Vulnerabilities in Discovery Tech

Neel Guha*, Peter Henderson*, Diego Zambrano*
* Equal Contribution, authors ordered alphabetically.

Call for contributions! We're always looking for more data. Feel free to send us a pull request!

A basic outline of a stylized TAR 2.0 system.

Abstract

Recent technological advances are changing the litigation landscape, especially in the context of discovery. For nearly two decades, technologies have reinvented document searches in complex litigation, normalizing the use of machine learning algorithms under the umbrella of “Technology Assisted Review” (TAR). But the latest technological developments are placing discovery beyond the reach of attorney understanding and firmly in the realm of computer science and engineering. As lawyers struggle to keep up, a creeping sense of anxiety is spreading in the legal profession about a lack of transparency and the potential for discovery abuse. Judges, attorneys, bar associations, and scholars warn that lawyers need to closely supervise the technical aspects of TAR and avoid the dangers of sabotage, intentional hacking, or abuse. But none of these commentators have defined with precision what the risks entail, furnished a clear outline of potential dangers, or defined the appropriate boundaries of debate.

This Article provides the first systematic assessment of the potential for abuse in technology-assisted discovery. The Article offers three contributions. First, our most basic aim is to provide a technical but accessible assessment of vulnerabilities in the TAR process. To do so, we use the latest computer science research to identify and catalogue the different ways that TAR can go awry, either due to intentional abuse or mistakes. Second, with a better understanding of how discovery can be subverted, we then map potential remedies and reassess current debates in a more helpful light. The upshot is that abuse of technology-assisted discovery is possible but can be preventable if the right review processes are in place. Finally, we propose reforms to improve the system in the short and medium term, with an emphasis on improved metrics that can more fully measure the quality of TAR. By exploring the technical background of discovery abuse, the Article demystifies the engineering substrate of modern discovery. Undertaking this study shows that lawyers can safeguard technology-assisted discovery without surrendering professional jurisdiction to engineers.

Materials

[ PDF ] [ Website Code ]

Citation

Neel Guha*, Peter Henderson*, and Diego Zambrano*, Vulnerabilities in Discovery Tech, HARV. J. L. & TECH. (2022 Forthcoming)

****

* To-do list
**A.** In the page on vulnerabilities in discovery tech, what does the abbreviation TAR stand for?
**B.** Restate the stretch of the page on vulnerabilities in discovery tech from "[ PDF ] [ Website" through "TECH. (2022 Forthcoming)", substituting "Source Code" for "Website Code".
The data after this point is not required.

* Data segment
****

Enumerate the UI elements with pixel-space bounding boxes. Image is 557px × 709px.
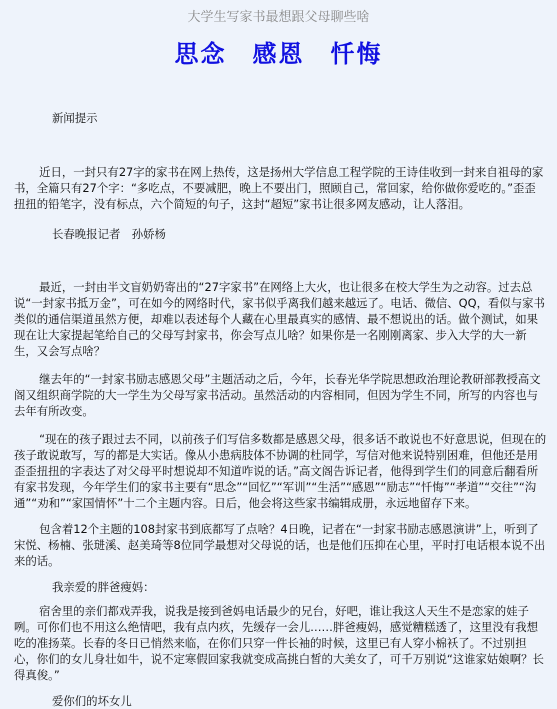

****

* Full solutions
**A.** Technology Assisted Review

**B.**
[ PDF ] [ Source Code ]

Citation

Neel Guha*, Peter Henderson*, and Diego Zambrano*, Vulnerabilities in Discovery Tech, HARV. J. L. & TECH. (2022 Forthcoming)